Available records:
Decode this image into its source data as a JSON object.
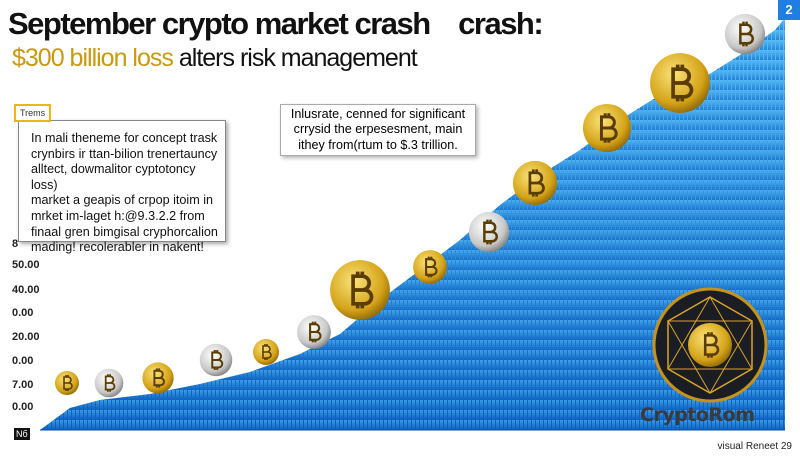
{
  "header": {
    "title": "September crypto market crash    crash:",
    "highlight": "$300 billion loss",
    "subtitle": "alters risk management"
  },
  "badge": "2",
  "left_box": {
    "tag": "Trems",
    "lines": [
      "In mali theneme for concept trask",
      "crynbirs ir ttan-bilion trenertauncy",
      "alltect, dowmalitor cyptotoncy loss)",
      "market a geapis of crpop itoim in",
      "mrket im-laget h:@9.3.2.2 from",
      "finaal gren bimgisal cryphorcalion",
      "mading! recolerabler in nakent!"
    ]
  },
  "center_box": {
    "lines": [
      "Inlusrate, cenned for significant",
      "crrysid the erpesesment, main",
      "ithey from(rtum to $.3 trillion."
    ]
  },
  "axis_labels": [
    "8",
    "50.00",
    "40.00",
    "0.00",
    "20.00",
    "0.00",
    "7.00",
    "0.00"
  ],
  "corner_label": "Nб",
  "logo": "CryptoRom",
  "footer": "visual Reneet 29"
}
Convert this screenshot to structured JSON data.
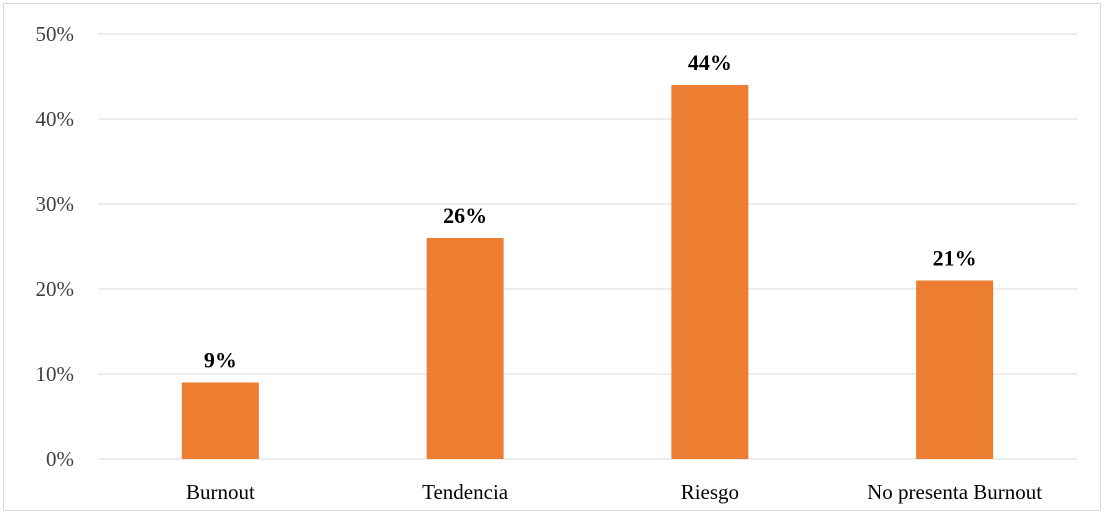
{
  "chart_data": {
    "type": "bar",
    "categories": [
      "Burnout",
      "Tendencia",
      "Riesgo",
      "No presenta Burnout"
    ],
    "values": [
      9,
      26,
      44,
      21
    ],
    "data_labels": [
      "9%",
      "26%",
      "44%",
      "21%"
    ],
    "title": "",
    "xlabel": "",
    "ylabel": "",
    "ylim": [
      0,
      50
    ],
    "y_ticks": [
      0,
      10,
      20,
      30,
      40,
      50
    ],
    "y_tick_labels": [
      "0%",
      "10%",
      "20%",
      "30%",
      "40%",
      "50%"
    ],
    "grid": true,
    "legend": "none",
    "bar_color": "#ED7D31",
    "gridline_color": "#D9D9D9"
  }
}
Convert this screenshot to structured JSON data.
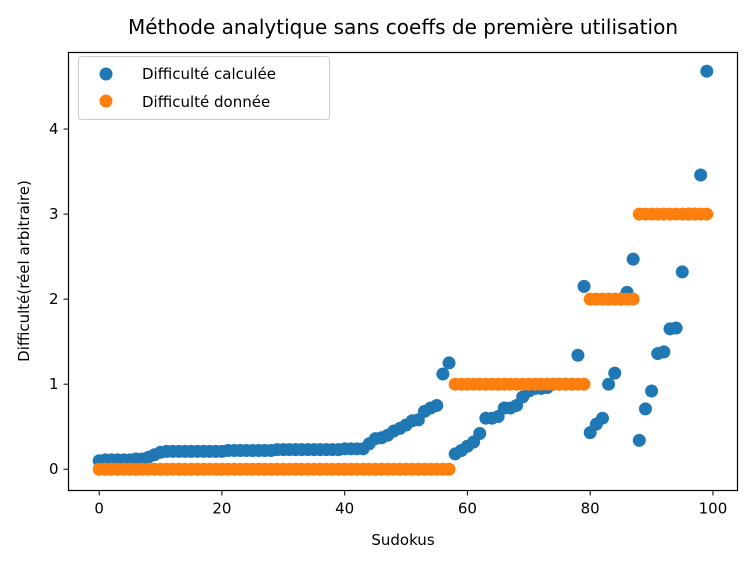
{
  "chart_data": {
    "type": "scatter",
    "title": "Méthode analytique sans coeffs de première utilisation",
    "xlabel": "Sudokus",
    "ylabel": "Difficulté(réel arbitraire)",
    "xlim": [
      -5,
      104
    ],
    "ylim": [
      -0.25,
      4.9
    ],
    "xticks": [
      "0",
      "20",
      "40",
      "60",
      "80",
      "100"
    ],
    "yticks": [
      "0",
      "1",
      "2",
      "3",
      "4"
    ],
    "grid": false,
    "legend_position": "top-left",
    "series": [
      {
        "name": "Difficulté calculée",
        "color": "#1f77b4",
        "x": [
          0,
          1,
          2,
          3,
          4,
          5,
          6,
          7,
          8,
          9,
          10,
          11,
          12,
          13,
          14,
          15,
          16,
          17,
          18,
          19,
          20,
          21,
          22,
          23,
          24,
          25,
          26,
          27,
          28,
          29,
          30,
          31,
          32,
          33,
          34,
          35,
          36,
          37,
          38,
          39,
          40,
          41,
          42,
          43,
          44,
          45,
          46,
          47,
          48,
          49,
          50,
          51,
          52,
          53,
          54,
          55,
          56,
          57,
          58,
          59,
          60,
          61,
          62,
          63,
          64,
          65,
          66,
          67,
          68,
          69,
          70,
          71,
          72,
          73,
          74,
          75,
          76,
          77,
          78,
          79,
          80,
          81,
          82,
          83,
          84,
          85,
          86,
          87,
          88,
          89,
          90,
          91,
          92,
          93,
          94,
          95,
          96,
          97,
          98,
          99
        ],
        "y": [
          0.1,
          0.11,
          0.11,
          0.11,
          0.11,
          0.11,
          0.12,
          0.12,
          0.14,
          0.17,
          0.2,
          0.21,
          0.21,
          0.21,
          0.21,
          0.21,
          0.21,
          0.21,
          0.21,
          0.21,
          0.21,
          0.22,
          0.22,
          0.22,
          0.22,
          0.22,
          0.22,
          0.22,
          0.22,
          0.23,
          0.23,
          0.23,
          0.23,
          0.23,
          0.23,
          0.23,
          0.23,
          0.23,
          0.23,
          0.23,
          0.24,
          0.24,
          0.24,
          0.24,
          0.3,
          0.36,
          0.37,
          0.4,
          0.45,
          0.48,
          0.52,
          0.57,
          0.58,
          0.68,
          0.72,
          0.75,
          1.12,
          1.25,
          0.18,
          0.22,
          0.27,
          0.32,
          0.42,
          0.6,
          0.6,
          0.62,
          0.72,
          0.72,
          0.75,
          0.85,
          0.92,
          0.95,
          0.95,
          0.96,
          1.0,
          1.0,
          1.0,
          1.0,
          1.34,
          2.15,
          0.43,
          0.53,
          0.6,
          1.0,
          1.13,
          2.0,
          2.08,
          2.47,
          0.34,
          0.71,
          0.92,
          1.36,
          1.38,
          1.65,
          1.66,
          2.32,
          3.0,
          3.0,
          3.46,
          4.68
        ]
      },
      {
        "name": "Difficulté donnée",
        "color": "#ff7f0e",
        "x": [
          0,
          1,
          2,
          3,
          4,
          5,
          6,
          7,
          8,
          9,
          10,
          11,
          12,
          13,
          14,
          15,
          16,
          17,
          18,
          19,
          20,
          21,
          22,
          23,
          24,
          25,
          26,
          27,
          28,
          29,
          30,
          31,
          32,
          33,
          34,
          35,
          36,
          37,
          38,
          39,
          40,
          41,
          42,
          43,
          44,
          45,
          46,
          47,
          48,
          49,
          50,
          51,
          52,
          53,
          54,
          55,
          56,
          57,
          58,
          59,
          60,
          61,
          62,
          63,
          64,
          65,
          66,
          67,
          68,
          69,
          70,
          71,
          72,
          73,
          74,
          75,
          76,
          77,
          78,
          79,
          80,
          81,
          82,
          83,
          84,
          85,
          86,
          87,
          88,
          89,
          90,
          91,
          92,
          93,
          94,
          95,
          96,
          97,
          98,
          99
        ],
        "y": [
          0,
          0,
          0,
          0,
          0,
          0,
          0,
          0,
          0,
          0,
          0,
          0,
          0,
          0,
          0,
          0,
          0,
          0,
          0,
          0,
          0,
          0,
          0,
          0,
          0,
          0,
          0,
          0,
          0,
          0,
          0,
          0,
          0,
          0,
          0,
          0,
          0,
          0,
          0,
          0,
          0,
          0,
          0,
          0,
          0,
          0,
          0,
          0,
          0,
          0,
          0,
          0,
          0,
          0,
          0,
          0,
          0,
          0,
          1,
          1,
          1,
          1,
          1,
          1,
          1,
          1,
          1,
          1,
          1,
          1,
          1,
          1,
          1,
          1,
          1,
          1,
          1,
          1,
          1,
          1,
          2,
          2,
          2,
          2,
          2,
          2,
          2,
          2,
          3,
          3,
          3,
          3,
          3,
          3,
          3,
          3,
          3,
          3,
          3,
          3
        ]
      }
    ]
  }
}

Request: Each line above is to be copied verbatim. Drop any image from the copy.

Response for this exercise:
Decode this image into its source data as a JSON object.
{
  "header": {
    "title": "September crypto market crash    crash:",
    "highlight": "$300 billion loss",
    "subtitle": "alters risk management"
  },
  "badge": "2",
  "left_box": {
    "tag": "Trems",
    "lines": [
      "In mali theneme for concept trask",
      "crynbirs ir ttan-bilion trenertauncy",
      "alltect, dowmalitor cyptotoncy loss)",
      "market a geapis of crpop itoim in",
      "mrket im-laget h:@9.3.2.2 from",
      "finaal gren bimgisal cryphorcalion",
      "mading! recolerabler in nakent!"
    ]
  },
  "center_box": {
    "lines": [
      "Inlusrate, cenned for significant",
      "crrysid the erpesesment, main",
      "ithey from(rtum to $.3 trillion."
    ]
  },
  "axis_labels": [
    "8",
    "50.00",
    "40.00",
    "0.00",
    "20.00",
    "0.00",
    "7.00",
    "0.00"
  ],
  "corner_label": "Nб",
  "logo": "CryptoRom",
  "footer": "visual Reneet 29"
}
Convert this screenshot to structured JSON data.
{
  "chart_data": {
    "type": "bar",
    "categories": [
      "Burnout",
      "Tendencia",
      "Riesgo",
      "No presenta Burnout"
    ],
    "values": [
      9,
      26,
      44,
      21
    ],
    "data_labels": [
      "9%",
      "26%",
      "44%",
      "21%"
    ],
    "title": "",
    "xlabel": "",
    "ylabel": "",
    "ylim": [
      0,
      50
    ],
    "y_ticks": [
      0,
      10,
      20,
      30,
      40,
      50
    ],
    "y_tick_labels": [
      "0%",
      "10%",
      "20%",
      "30%",
      "40%",
      "50%"
    ],
    "grid": true,
    "legend": "none",
    "bar_color": "#ED7D31",
    "gridline_color": "#D9D9D9"
  }
}
Convert this screenshot to structured JSON data.
{
  "chart_data": {
    "type": "scatter",
    "title": "Méthode analytique sans coeffs de première utilisation",
    "xlabel": "Sudokus",
    "ylabel": "Difficulté(réel arbitraire)",
    "xlim": [
      -5,
      104
    ],
    "ylim": [
      -0.25,
      4.9
    ],
    "xticks": [
      "0",
      "20",
      "40",
      "60",
      "80",
      "100"
    ],
    "yticks": [
      "0",
      "1",
      "2",
      "3",
      "4"
    ],
    "grid": false,
    "legend_position": "top-left",
    "series": [
      {
        "name": "Difficulté calculée",
        "color": "#1f77b4",
        "x": [
          0,
          1,
          2,
          3,
          4,
          5,
          6,
          7,
          8,
          9,
          10,
          11,
          12,
          13,
          14,
          15,
          16,
          17,
          18,
          19,
          20,
          21,
          22,
          23,
          24,
          25,
          26,
          27,
          28,
          29,
          30,
          31,
          32,
          33,
          34,
          35,
          36,
          37,
          38,
          39,
          40,
          41,
          42,
          43,
          44,
          45,
          46,
          47,
          48,
          49,
          50,
          51,
          52,
          53,
          54,
          55,
          56,
          57,
          58,
          59,
          60,
          61,
          62,
          63,
          64,
          65,
          66,
          67,
          68,
          69,
          70,
          71,
          72,
          73,
          74,
          75,
          76,
          77,
          78,
          79,
          80,
          81,
          82,
          83,
          84,
          85,
          86,
          87,
          88,
          89,
          90,
          91,
          92,
          93,
          94,
          95,
          96,
          97,
          98,
          99
        ],
        "y": [
          0.1,
          0.11,
          0.11,
          0.11,
          0.11,
          0.11,
          0.12,
          0.12,
          0.14,
          0.17,
          0.2,
          0.21,
          0.21,
          0.21,
          0.21,
          0.21,
          0.21,
          0.21,
          0.21,
          0.21,
          0.21,
          0.22,
          0.22,
          0.22,
          0.22,
          0.22,
          0.22,
          0.22,
          0.22,
          0.23,
          0.23,
          0.23,
          0.23,
          0.23,
          0.23,
          0.23,
          0.23,
          0.23,
          0.23,
          0.23,
          0.24,
          0.24,
          0.24,
          0.24,
          0.3,
          0.36,
          0.37,
          0.4,
          0.45,
          0.48,
          0.52,
          0.57,
          0.58,
          0.68,
          0.72,
          0.75,
          1.12,
          1.25,
          0.18,
          0.22,
          0.27,
          0.32,
          0.42,
          0.6,
          0.6,
          0.62,
          0.72,
          0.72,
          0.75,
          0.85,
          0.92,
          0.95,
          0.95,
          0.96,
          1.0,
          1.0,
          1.0,
          1.0,
          1.34,
          2.15,
          0.43,
          0.53,
          0.6,
          1.0,
          1.13,
          2.0,
          2.08,
          2.47,
          0.34,
          0.71,
          0.92,
          1.36,
          1.38,
          1.65,
          1.66,
          2.32,
          3.0,
          3.0,
          3.46,
          4.68
        ]
      },
      {
        "name": "Difficulté donnée",
        "color": "#ff7f0e",
        "x": [
          0,
          1,
          2,
          3,
          4,
          5,
          6,
          7,
          8,
          9,
          10,
          11,
          12,
          13,
          14,
          15,
          16,
          17,
          18,
          19,
          20,
          21,
          22,
          23,
          24,
          25,
          26,
          27,
          28,
          29,
          30,
          31,
          32,
          33,
          34,
          35,
          36,
          37,
          38,
          39,
          40,
          41,
          42,
          43,
          44,
          45,
          46,
          47,
          48,
          49,
          50,
          51,
          52,
          53,
          54,
          55,
          56,
          57,
          58,
          59,
          60,
          61,
          62,
          63,
          64,
          65,
          66,
          67,
          68,
          69,
          70,
          71,
          72,
          73,
          74,
          75,
          76,
          77,
          78,
          79,
          80,
          81,
          82,
          83,
          84,
          85,
          86,
          87,
          88,
          89,
          90,
          91,
          92,
          93,
          94,
          95,
          96,
          97,
          98,
          99
        ],
        "y": [
          0,
          0,
          0,
          0,
          0,
          0,
          0,
          0,
          0,
          0,
          0,
          0,
          0,
          0,
          0,
          0,
          0,
          0,
          0,
          0,
          0,
          0,
          0,
          0,
          0,
          0,
          0,
          0,
          0,
          0,
          0,
          0,
          0,
          0,
          0,
          0,
          0,
          0,
          0,
          0,
          0,
          0,
          0,
          0,
          0,
          0,
          0,
          0,
          0,
          0,
          0,
          0,
          0,
          0,
          0,
          0,
          0,
          0,
          1,
          1,
          1,
          1,
          1,
          1,
          1,
          1,
          1,
          1,
          1,
          1,
          1,
          1,
          1,
          1,
          1,
          1,
          1,
          1,
          1,
          1,
          2,
          2,
          2,
          2,
          2,
          2,
          2,
          2,
          3,
          3,
          3,
          3,
          3,
          3,
          3,
          3,
          3,
          3,
          3,
          3
        ]
      }
    ]
  }
}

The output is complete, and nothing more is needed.